- **Work to complete**
Answer with a single number: the count of lines that hold "printsiplari".

- **Data excerpts**
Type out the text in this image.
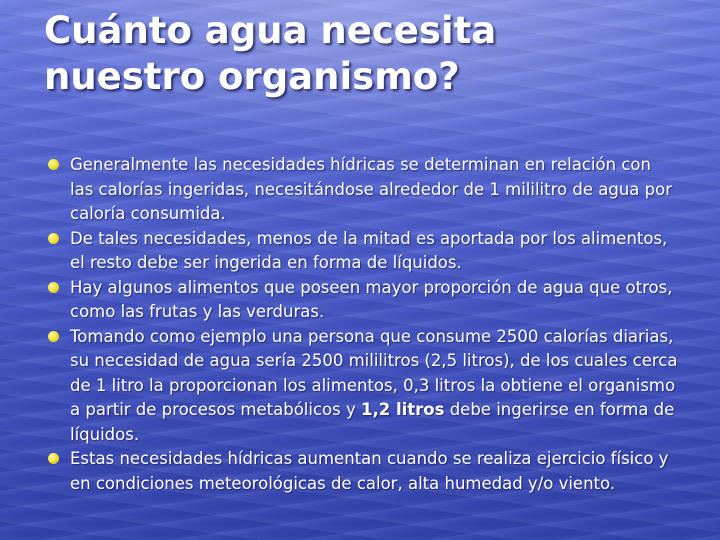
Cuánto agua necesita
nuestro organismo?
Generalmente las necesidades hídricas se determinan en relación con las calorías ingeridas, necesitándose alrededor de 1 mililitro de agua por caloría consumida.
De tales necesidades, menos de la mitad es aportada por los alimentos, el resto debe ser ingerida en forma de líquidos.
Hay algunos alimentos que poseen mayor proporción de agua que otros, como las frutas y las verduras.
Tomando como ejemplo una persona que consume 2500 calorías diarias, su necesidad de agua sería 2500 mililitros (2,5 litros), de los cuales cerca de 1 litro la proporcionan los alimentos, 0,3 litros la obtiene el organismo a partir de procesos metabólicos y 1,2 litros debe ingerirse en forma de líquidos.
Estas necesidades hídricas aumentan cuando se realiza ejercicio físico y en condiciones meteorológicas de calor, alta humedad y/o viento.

...

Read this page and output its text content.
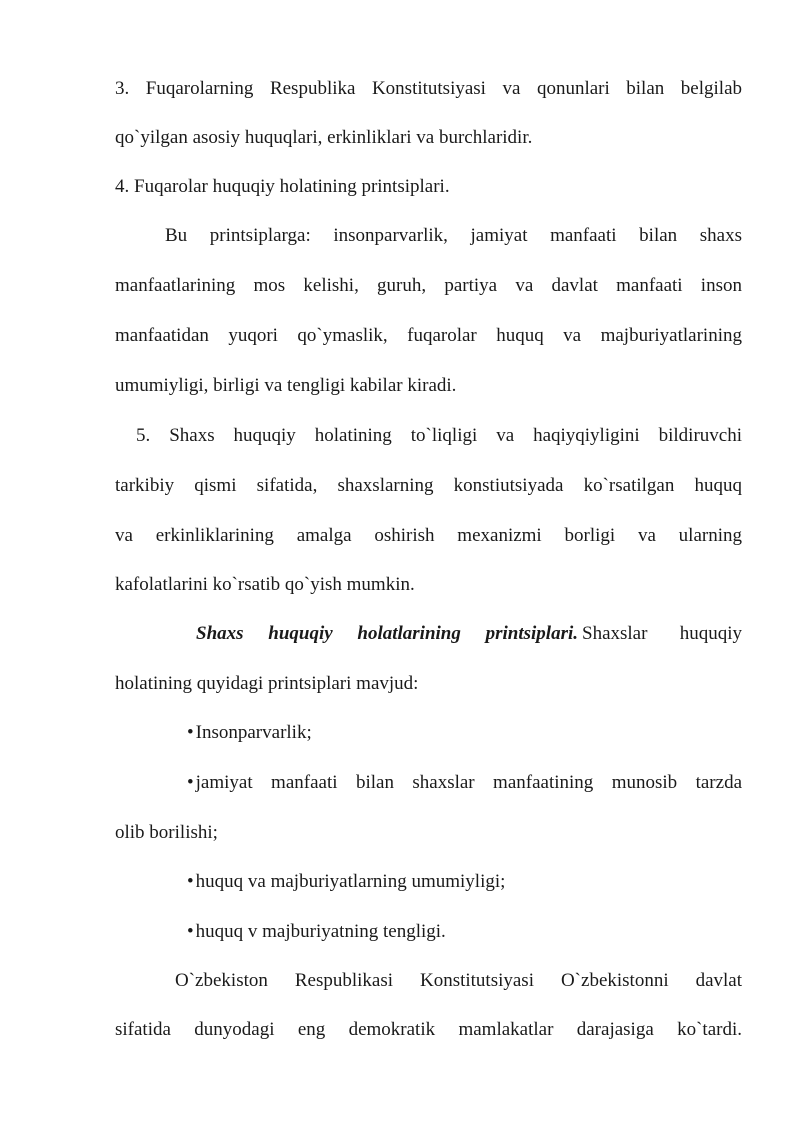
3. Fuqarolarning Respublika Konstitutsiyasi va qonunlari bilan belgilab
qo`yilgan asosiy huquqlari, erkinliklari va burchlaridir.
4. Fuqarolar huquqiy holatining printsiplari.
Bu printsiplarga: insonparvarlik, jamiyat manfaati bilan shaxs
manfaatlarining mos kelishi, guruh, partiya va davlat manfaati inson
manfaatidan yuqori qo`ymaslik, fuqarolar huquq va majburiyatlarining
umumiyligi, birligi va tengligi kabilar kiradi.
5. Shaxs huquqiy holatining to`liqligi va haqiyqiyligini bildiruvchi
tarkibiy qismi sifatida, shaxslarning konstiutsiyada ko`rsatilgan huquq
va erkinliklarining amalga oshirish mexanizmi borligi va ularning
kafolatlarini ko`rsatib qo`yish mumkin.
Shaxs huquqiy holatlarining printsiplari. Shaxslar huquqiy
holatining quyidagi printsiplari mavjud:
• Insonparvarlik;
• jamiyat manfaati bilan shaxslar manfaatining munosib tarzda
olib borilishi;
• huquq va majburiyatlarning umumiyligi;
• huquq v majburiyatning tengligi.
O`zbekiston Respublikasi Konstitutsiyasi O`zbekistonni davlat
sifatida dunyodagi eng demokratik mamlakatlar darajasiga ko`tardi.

- **Task solution**
3